# Short problem
Retype each entry below, keeping every character the same.

begin

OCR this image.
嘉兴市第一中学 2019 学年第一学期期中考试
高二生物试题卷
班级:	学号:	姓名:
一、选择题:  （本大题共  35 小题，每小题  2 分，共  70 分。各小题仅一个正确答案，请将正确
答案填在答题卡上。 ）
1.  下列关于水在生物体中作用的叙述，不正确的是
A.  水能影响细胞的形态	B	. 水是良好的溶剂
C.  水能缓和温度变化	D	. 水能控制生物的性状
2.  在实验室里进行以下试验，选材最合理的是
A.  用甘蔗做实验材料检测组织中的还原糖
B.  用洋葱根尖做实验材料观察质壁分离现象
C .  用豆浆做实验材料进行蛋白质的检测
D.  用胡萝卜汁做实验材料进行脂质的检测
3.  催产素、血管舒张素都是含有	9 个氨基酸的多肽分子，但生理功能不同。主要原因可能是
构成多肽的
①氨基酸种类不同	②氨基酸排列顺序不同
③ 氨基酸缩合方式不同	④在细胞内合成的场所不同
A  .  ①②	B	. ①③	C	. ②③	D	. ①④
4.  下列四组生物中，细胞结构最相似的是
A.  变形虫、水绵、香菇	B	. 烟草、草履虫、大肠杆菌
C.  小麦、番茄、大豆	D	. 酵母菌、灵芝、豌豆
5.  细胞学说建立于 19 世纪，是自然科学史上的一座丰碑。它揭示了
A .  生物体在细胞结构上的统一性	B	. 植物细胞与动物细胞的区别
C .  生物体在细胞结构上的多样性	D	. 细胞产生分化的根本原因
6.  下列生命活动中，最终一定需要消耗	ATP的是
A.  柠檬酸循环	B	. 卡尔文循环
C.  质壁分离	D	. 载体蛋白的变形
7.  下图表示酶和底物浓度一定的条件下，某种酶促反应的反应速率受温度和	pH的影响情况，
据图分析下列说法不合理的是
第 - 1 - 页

end

# Final answer
OCR this image.
嘉兴市第一中学 2019 学年第一学期期中考试
高二生物试题卷
班级:	学号:	姓名:
一、选择题:  （本大题共  35 小题，每小题  2 分，共  70 分。各小题仅一个正确答案，请将正确
答案填在答题卡上。 ）
1.  下列关于水在生物体中作用的叙述，不正确的是
A.  水能影响细胞的形态	B	. 水是良好的溶剂
C.  水能缓和温度变化	D	. 水能控制生物的性状
2.  在实验室里进行以下试验，选材最合理的是
A.  用甘蔗做实验材料检测组织中的还原糖
B.  用洋葱根尖做实验材料观察质壁分离现象
C .  用豆浆做实验材料进行蛋白质的检测
D.  用胡萝卜汁做实验材料进行脂质的检测
3.  催产素、血管舒张素都是含有	9 个氨基酸的多肽分子，但生理功能不同。主要原因可能是
构成多肽的
①氨基酸种类不同	②氨基酸排列顺序不同
③ 氨基酸缩合方式不同	④在细胞内合成的场所不同
A  .  ①②	B	. ①③	C	. ②③	D	. ①④
4.  下列四组生物中，细胞结构最相似的是
A.  变形虫、水绵、香菇	B	. 烟草、草履虫、大肠杆菌
C.  小麦、番茄、大豆	D	. 酵母菌、灵芝、豌豆
5.  细胞学说建立于 19 世纪，是自然科学史上的一座丰碑。它揭示了
A .  生物体在细胞结构上的统一性	B	. 植物细胞与动物细胞的区别
C .  生物体在细胞结构上的多样性	D	. 细胞产生分化的根本原因
6.  下列生命活动中，最终一定需要消耗	ATP的是
A.  柠檬酸循环	B	. 卡尔文循环
C.  质壁分离	D	. 载体蛋白的变形
7.  下图表示酶和底物浓度一定的条件下，某种酶促反应的反应速率受温度和	pH的影响情况，
据图分析下列说法不合理的是
第 - 1 - 页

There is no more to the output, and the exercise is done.